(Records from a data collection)
## START

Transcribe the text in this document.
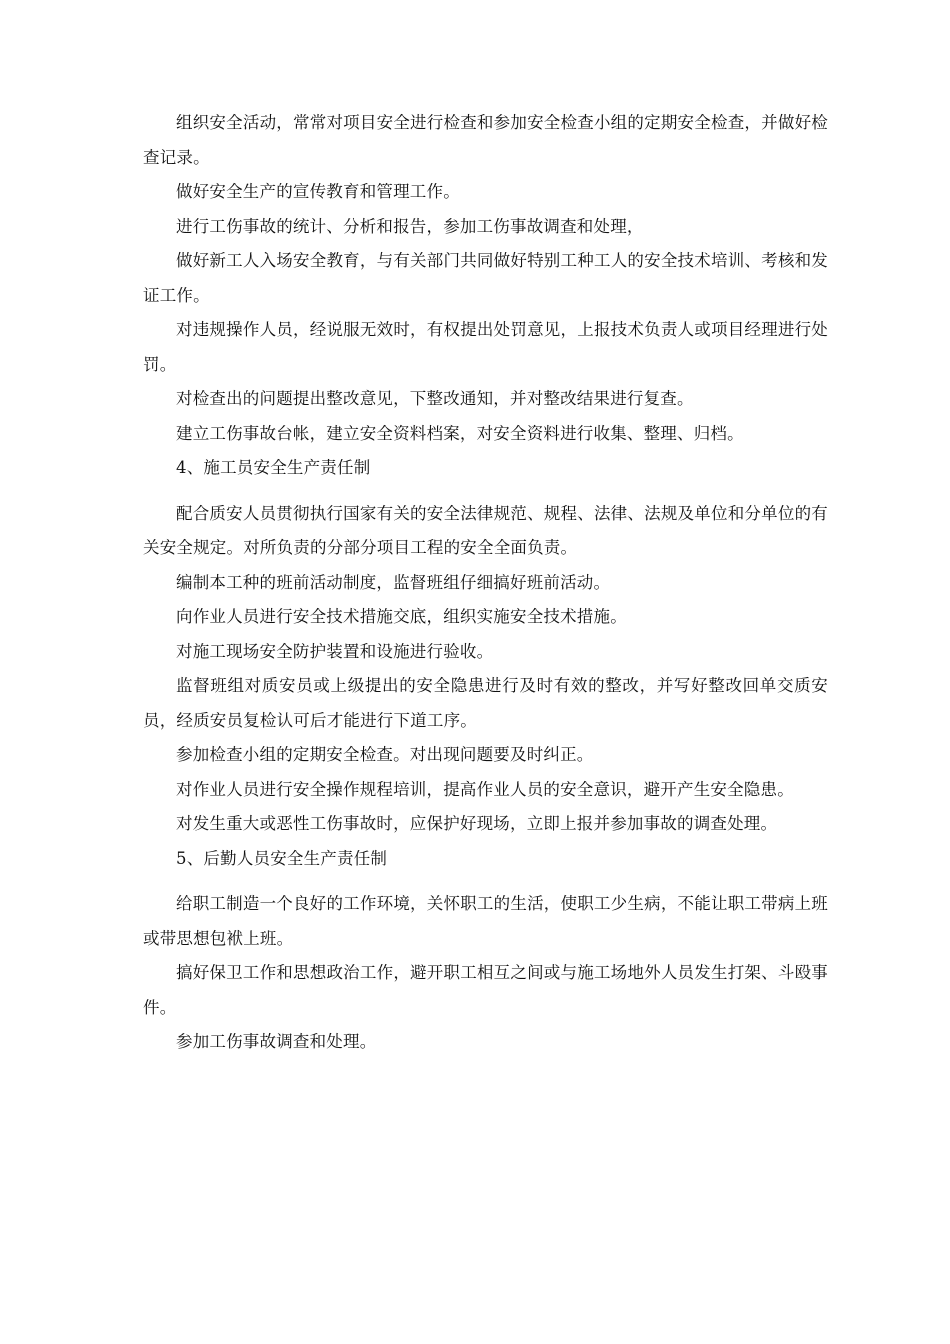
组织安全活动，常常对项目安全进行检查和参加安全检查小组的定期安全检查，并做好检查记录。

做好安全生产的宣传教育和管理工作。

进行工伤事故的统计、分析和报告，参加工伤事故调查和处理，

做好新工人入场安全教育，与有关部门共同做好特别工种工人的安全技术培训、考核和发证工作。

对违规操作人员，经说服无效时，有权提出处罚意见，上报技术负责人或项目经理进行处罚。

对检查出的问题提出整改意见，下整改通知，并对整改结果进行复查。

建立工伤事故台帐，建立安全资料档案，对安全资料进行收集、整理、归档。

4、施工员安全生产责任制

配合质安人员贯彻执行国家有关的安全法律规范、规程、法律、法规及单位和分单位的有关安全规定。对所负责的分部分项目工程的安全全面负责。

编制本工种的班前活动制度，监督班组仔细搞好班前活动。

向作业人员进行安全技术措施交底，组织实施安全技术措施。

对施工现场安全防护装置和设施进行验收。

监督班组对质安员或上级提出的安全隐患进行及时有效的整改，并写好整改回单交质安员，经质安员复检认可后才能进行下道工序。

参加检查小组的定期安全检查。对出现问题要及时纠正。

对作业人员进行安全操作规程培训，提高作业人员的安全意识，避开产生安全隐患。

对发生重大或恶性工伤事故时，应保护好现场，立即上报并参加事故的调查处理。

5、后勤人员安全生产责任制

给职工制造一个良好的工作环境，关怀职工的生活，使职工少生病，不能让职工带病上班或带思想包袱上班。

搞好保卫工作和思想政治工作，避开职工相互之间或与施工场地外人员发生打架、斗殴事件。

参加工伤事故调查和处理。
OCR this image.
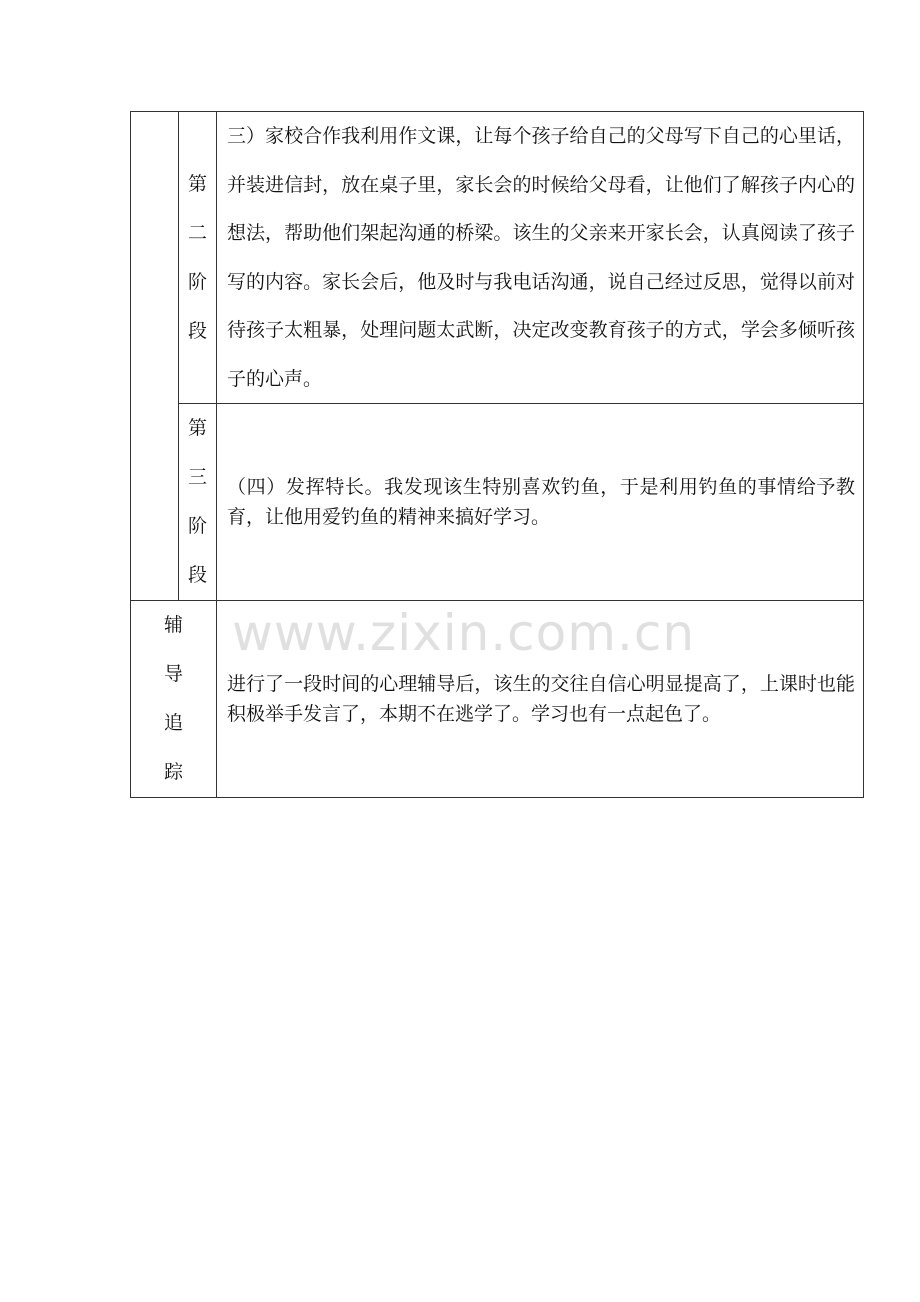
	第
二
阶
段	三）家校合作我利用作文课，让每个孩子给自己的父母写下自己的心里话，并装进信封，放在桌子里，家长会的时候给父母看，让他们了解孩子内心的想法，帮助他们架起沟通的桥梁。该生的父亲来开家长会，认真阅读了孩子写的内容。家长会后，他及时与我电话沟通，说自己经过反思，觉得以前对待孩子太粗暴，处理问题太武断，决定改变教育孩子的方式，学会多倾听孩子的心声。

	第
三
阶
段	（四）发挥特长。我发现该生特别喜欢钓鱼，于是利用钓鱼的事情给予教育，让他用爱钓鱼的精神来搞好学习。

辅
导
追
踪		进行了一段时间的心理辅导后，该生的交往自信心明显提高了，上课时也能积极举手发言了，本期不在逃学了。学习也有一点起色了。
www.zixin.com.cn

## END

▶ GOAL: Show each line of the data that contains the string "参加工伤事故调查和处理".

▶ TASK SOLUTION:
进行工伤事故的统计、分析和报告，参加工伤事故调查和处理，
参加工伤事故调查和处理。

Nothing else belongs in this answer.